MATERIAL SHOWN:

:::

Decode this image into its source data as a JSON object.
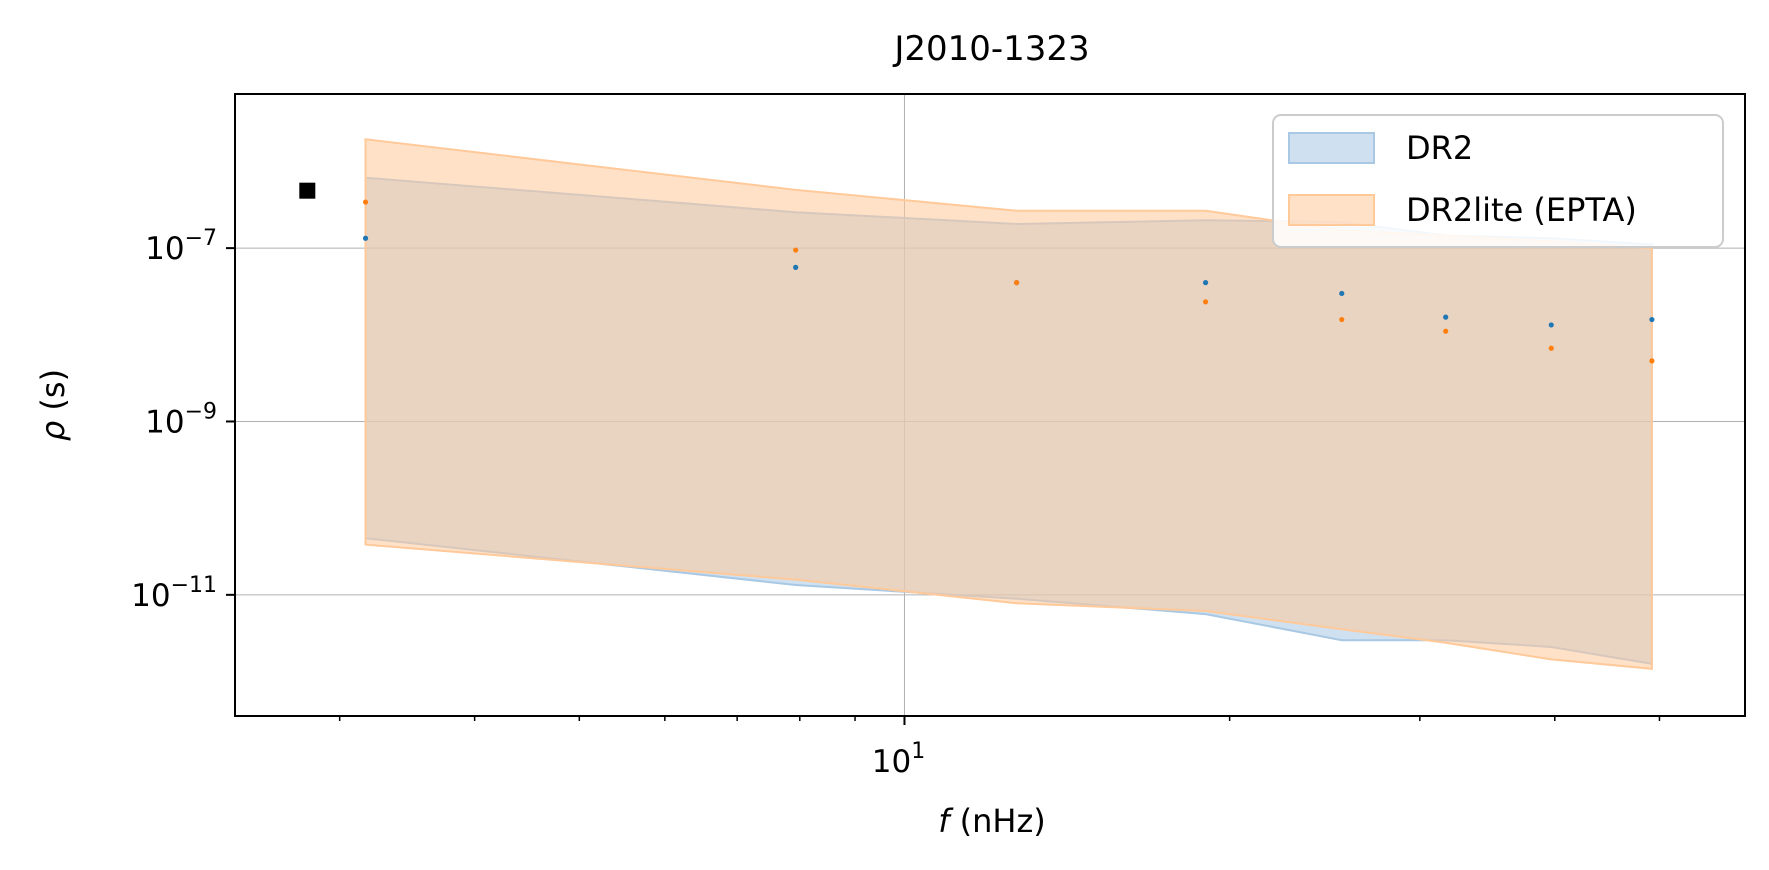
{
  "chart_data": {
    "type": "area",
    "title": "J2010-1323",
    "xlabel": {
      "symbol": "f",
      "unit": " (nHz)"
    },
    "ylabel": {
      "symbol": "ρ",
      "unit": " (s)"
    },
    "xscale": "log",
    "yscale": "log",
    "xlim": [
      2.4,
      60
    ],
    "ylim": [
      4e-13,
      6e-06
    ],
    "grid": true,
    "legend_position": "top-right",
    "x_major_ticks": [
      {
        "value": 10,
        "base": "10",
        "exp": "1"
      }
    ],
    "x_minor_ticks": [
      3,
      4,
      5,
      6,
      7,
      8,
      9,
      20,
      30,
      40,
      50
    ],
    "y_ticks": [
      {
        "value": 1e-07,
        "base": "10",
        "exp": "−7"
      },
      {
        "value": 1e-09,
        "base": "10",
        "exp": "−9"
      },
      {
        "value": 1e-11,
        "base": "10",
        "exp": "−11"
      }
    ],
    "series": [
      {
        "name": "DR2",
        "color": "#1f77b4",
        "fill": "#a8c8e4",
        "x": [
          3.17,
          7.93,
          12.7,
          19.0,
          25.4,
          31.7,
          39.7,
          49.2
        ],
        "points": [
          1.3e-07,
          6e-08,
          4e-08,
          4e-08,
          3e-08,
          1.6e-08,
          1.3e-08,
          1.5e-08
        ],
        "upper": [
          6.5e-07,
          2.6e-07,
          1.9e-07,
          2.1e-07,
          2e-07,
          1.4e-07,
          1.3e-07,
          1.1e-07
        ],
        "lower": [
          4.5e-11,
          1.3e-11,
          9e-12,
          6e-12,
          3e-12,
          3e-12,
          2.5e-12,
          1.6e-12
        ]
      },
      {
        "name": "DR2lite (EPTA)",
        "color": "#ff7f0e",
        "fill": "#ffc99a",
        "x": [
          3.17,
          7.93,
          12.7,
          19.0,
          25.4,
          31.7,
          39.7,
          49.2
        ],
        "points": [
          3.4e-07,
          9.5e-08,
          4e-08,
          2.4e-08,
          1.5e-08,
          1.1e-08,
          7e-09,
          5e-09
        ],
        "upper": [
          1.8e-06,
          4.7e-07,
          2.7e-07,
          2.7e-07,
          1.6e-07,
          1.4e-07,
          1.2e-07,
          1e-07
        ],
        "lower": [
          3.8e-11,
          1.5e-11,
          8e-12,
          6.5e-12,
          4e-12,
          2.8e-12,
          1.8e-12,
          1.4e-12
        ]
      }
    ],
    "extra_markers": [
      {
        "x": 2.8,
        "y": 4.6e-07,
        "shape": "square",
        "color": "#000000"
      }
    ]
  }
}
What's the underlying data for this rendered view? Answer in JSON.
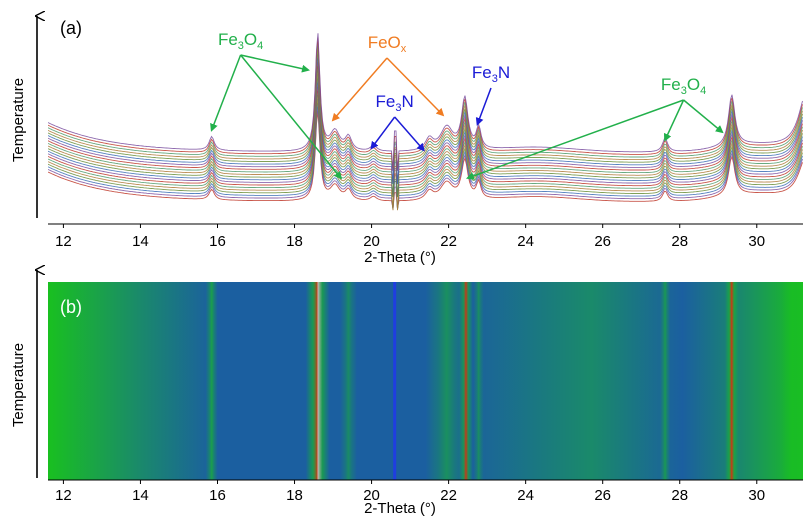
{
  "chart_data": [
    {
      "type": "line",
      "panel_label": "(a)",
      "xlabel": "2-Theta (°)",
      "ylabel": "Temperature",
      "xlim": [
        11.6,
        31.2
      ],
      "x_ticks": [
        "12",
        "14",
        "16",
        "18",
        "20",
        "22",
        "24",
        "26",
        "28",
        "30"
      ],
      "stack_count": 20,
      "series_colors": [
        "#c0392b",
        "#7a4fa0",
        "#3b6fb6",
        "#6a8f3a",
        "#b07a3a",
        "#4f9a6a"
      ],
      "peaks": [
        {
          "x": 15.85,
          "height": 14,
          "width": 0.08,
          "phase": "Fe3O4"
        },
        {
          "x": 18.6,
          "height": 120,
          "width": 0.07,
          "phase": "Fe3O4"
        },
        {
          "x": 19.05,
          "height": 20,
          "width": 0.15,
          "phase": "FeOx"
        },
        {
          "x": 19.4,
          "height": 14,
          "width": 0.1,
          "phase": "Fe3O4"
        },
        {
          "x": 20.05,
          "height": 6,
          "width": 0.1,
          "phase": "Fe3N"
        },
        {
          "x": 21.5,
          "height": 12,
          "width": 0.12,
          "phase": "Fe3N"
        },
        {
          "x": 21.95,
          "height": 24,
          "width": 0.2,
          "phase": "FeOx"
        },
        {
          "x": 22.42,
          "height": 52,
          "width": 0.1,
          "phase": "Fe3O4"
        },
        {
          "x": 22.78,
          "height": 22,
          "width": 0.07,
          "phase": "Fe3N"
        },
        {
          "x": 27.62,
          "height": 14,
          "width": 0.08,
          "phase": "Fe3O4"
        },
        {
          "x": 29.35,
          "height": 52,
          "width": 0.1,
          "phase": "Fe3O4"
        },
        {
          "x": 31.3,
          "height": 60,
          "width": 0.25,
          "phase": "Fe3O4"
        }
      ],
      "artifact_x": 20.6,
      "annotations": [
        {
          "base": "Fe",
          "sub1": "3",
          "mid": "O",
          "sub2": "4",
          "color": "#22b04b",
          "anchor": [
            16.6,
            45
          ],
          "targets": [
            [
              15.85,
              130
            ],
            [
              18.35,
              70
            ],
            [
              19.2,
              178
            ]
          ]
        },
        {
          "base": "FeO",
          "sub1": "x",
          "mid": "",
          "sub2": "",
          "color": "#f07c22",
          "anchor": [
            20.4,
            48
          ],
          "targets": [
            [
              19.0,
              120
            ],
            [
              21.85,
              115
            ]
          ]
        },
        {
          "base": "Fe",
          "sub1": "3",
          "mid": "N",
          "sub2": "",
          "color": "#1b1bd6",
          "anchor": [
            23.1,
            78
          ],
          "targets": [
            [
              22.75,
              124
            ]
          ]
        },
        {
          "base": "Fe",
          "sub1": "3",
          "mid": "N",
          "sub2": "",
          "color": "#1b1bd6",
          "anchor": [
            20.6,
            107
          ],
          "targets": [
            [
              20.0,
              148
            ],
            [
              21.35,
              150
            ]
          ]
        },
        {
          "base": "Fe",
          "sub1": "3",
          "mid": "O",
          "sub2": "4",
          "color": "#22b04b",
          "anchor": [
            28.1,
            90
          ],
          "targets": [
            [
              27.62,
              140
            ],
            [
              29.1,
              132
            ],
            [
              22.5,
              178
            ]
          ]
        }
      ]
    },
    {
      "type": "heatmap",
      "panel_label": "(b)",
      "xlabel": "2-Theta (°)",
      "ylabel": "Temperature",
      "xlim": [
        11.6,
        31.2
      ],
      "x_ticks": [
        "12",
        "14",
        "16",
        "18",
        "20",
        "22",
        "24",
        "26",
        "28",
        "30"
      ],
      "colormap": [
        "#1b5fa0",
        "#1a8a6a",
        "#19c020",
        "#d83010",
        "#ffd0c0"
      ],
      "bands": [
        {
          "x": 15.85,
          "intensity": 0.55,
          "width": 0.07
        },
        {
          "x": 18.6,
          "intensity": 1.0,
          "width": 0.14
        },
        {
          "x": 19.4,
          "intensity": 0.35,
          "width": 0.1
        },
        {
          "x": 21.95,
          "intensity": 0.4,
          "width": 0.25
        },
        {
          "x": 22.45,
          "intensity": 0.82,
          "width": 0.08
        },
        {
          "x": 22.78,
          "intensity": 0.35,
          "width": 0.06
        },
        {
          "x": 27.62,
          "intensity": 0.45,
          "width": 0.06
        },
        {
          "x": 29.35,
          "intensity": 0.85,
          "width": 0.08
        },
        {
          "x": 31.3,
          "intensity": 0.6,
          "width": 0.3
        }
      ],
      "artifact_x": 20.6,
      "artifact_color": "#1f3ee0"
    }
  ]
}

:::

WRITTEN REQUEST: Copy the data exactly. Any picture it contains is to be omitted.

EXERCISE ANSWER:
Decode this image into its source data as a JSON object.
{
  "chart_data": {
    "type": "area",
    "title": "J2010-1323",
    "xlabel": {
      "symbol": "f",
      "unit": " (nHz)"
    },
    "ylabel": {
      "symbol": "ρ",
      "unit": " (s)"
    },
    "xscale": "log",
    "yscale": "log",
    "xlim": [
      2.4,
      60
    ],
    "ylim": [
      4e-13,
      6e-06
    ],
    "grid": true,
    "legend_position": "top-right",
    "x_major_ticks": [
      {
        "value": 10,
        "base": "10",
        "exp": "1"
      }
    ],
    "x_minor_ticks": [
      3,
      4,
      5,
      6,
      7,
      8,
      9,
      20,
      30,
      40,
      50
    ],
    "y_ticks": [
      {
        "value": 1e-07,
        "base": "10",
        "exp": "−7"
      },
      {
        "value": 1e-09,
        "base": "10",
        "exp": "−9"
      },
      {
        "value": 1e-11,
        "base": "10",
        "exp": "−11"
      }
    ],
    "series": [
      {
        "name": "DR2",
        "color": "#1f77b4",
        "fill": "#a8c8e4",
        "x": [
          3.17,
          7.93,
          12.7,
          19.0,
          25.4,
          31.7,
          39.7,
          49.2
        ],
        "points": [
          1.3e-07,
          6e-08,
          4e-08,
          4e-08,
          3e-08,
          1.6e-08,
          1.3e-08,
          1.5e-08
        ],
        "upper": [
          6.5e-07,
          2.6e-07,
          1.9e-07,
          2.1e-07,
          2e-07,
          1.4e-07,
          1.3e-07,
          1.1e-07
        ],
        "lower": [
          4.5e-11,
          1.3e-11,
          9e-12,
          6e-12,
          3e-12,
          3e-12,
          2.5e-12,
          1.6e-12
        ]
      },
      {
        "name": "DR2lite (EPTA)",
        "color": "#ff7f0e",
        "fill": "#ffc99a",
        "x": [
          3.17,
          7.93,
          12.7,
          19.0,
          25.4,
          31.7,
          39.7,
          49.2
        ],
        "points": [
          3.4e-07,
          9.5e-08,
          4e-08,
          2.4e-08,
          1.5e-08,
          1.1e-08,
          7e-09,
          5e-09
        ],
        "upper": [
          1.8e-06,
          4.7e-07,
          2.7e-07,
          2.7e-07,
          1.6e-07,
          1.4e-07,
          1.2e-07,
          1e-07
        ],
        "lower": [
          3.8e-11,
          1.5e-11,
          8e-12,
          6.5e-12,
          4e-12,
          2.8e-12,
          1.8e-12,
          1.4e-12
        ]
      }
    ],
    "extra_markers": [
      {
        "x": 2.8,
        "y": 4.6e-07,
        "shape": "square",
        "color": "#000000"
      }
    ]
  }
}
What's the underlying data for this rendered view? Answer in JSON.
{
  "chart_data": [
    {
      "type": "line",
      "panel_label": "(a)",
      "xlabel": "2-Theta (°)",
      "ylabel": "Temperature",
      "xlim": [
        11.6,
        31.2
      ],
      "x_ticks": [
        "12",
        "14",
        "16",
        "18",
        "20",
        "22",
        "24",
        "26",
        "28",
        "30"
      ],
      "stack_count": 20,
      "series_colors": [
        "#c0392b",
        "#7a4fa0",
        "#3b6fb6",
        "#6a8f3a",
        "#b07a3a",
        "#4f9a6a"
      ],
      "peaks": [
        {
          "x": 15.85,
          "height": 14,
          "width": 0.08,
          "phase": "Fe3O4"
        },
        {
          "x": 18.6,
          "height": 120,
          "width": 0.07,
          "phase": "Fe3O4"
        },
        {
          "x": 19.05,
          "height": 20,
          "width": 0.15,
          "phase": "FeOx"
        },
        {
          "x": 19.4,
          "height": 14,
          "width": 0.1,
          "phase": "Fe3O4"
        },
        {
          "x": 20.05,
          "height": 6,
          "width": 0.1,
          "phase": "Fe3N"
        },
        {
          "x": 21.5,
          "height": 12,
          "width": 0.12,
          "phase": "Fe3N"
        },
        {
          "x": 21.95,
          "height": 24,
          "width": 0.2,
          "phase": "FeOx"
        },
        {
          "x": 22.42,
          "height": 52,
          "width": 0.1,
          "phase": "Fe3O4"
        },
        {
          "x": 22.78,
          "height": 22,
          "width": 0.07,
          "phase": "Fe3N"
        },
        {
          "x": 27.62,
          "height": 14,
          "width": 0.08,
          "phase": "Fe3O4"
        },
        {
          "x": 29.35,
          "height": 52,
          "width": 0.1,
          "phase": "Fe3O4"
        },
        {
          "x": 31.3,
          "height": 60,
          "width": 0.25,
          "phase": "Fe3O4"
        }
      ],
      "artifact_x": 20.6,
      "annotations": [
        {
          "base": "Fe",
          "sub1": "3",
          "mid": "O",
          "sub2": "4",
          "color": "#22b04b",
          "anchor": [
            16.6,
            45
          ],
          "targets": [
            [
              15.85,
              130
            ],
            [
              18.35,
              70
            ],
            [
              19.2,
              178
            ]
          ]
        },
        {
          "base": "FeO",
          "sub1": "x",
          "mid": "",
          "sub2": "",
          "color": "#f07c22",
          "anchor": [
            20.4,
            48
          ],
          "targets": [
            [
              19.0,
              120
            ],
            [
              21.85,
              115
            ]
          ]
        },
        {
          "base": "Fe",
          "sub1": "3",
          "mid": "N",
          "sub2": "",
          "color": "#1b1bd6",
          "anchor": [
            23.1,
            78
          ],
          "targets": [
            [
              22.75,
              124
            ]
          ]
        },
        {
          "base": "Fe",
          "sub1": "3",
          "mid": "N",
          "sub2": "",
          "color": "#1b1bd6",
          "anchor": [
            20.6,
            107
          ],
          "targets": [
            [
              20.0,
              148
            ],
            [
              21.35,
              150
            ]
          ]
        },
        {
          "base": "Fe",
          "sub1": "3",
          "mid": "O",
          "sub2": "4",
          "color": "#22b04b",
          "anchor": [
            28.1,
            90
          ],
          "targets": [
            [
              27.62,
              140
            ],
            [
              29.1,
              132
            ],
            [
              22.5,
              178
            ]
          ]
        }
      ]
    },
    {
      "type": "heatmap",
      "panel_label": "(b)",
      "xlabel": "2-Theta (°)",
      "ylabel": "Temperature",
      "xlim": [
        11.6,
        31.2
      ],
      "x_ticks": [
        "12",
        "14",
        "16",
        "18",
        "20",
        "22",
        "24",
        "26",
        "28",
        "30"
      ],
      "colormap": [
        "#1b5fa0",
        "#1a8a6a",
        "#19c020",
        "#d83010",
        "#ffd0c0"
      ],
      "bands": [
        {
          "x": 15.85,
          "intensity": 0.55,
          "width": 0.07
        },
        {
          "x": 18.6,
          "intensity": 1.0,
          "width": 0.14
        },
        {
          "x": 19.4,
          "intensity": 0.35,
          "width": 0.1
        },
        {
          "x": 21.95,
          "intensity": 0.4,
          "width": 0.25
        },
        {
          "x": 22.45,
          "intensity": 0.82,
          "width": 0.08
        },
        {
          "x": 22.78,
          "intensity": 0.35,
          "width": 0.06
        },
        {
          "x": 27.62,
          "intensity": 0.45,
          "width": 0.06
        },
        {
          "x": 29.35,
          "intensity": 0.85,
          "width": 0.08
        },
        {
          "x": 31.3,
          "intensity": 0.6,
          "width": 0.3
        }
      ],
      "artifact_x": 20.6,
      "artifact_color": "#1f3ee0"
    }
  ]
}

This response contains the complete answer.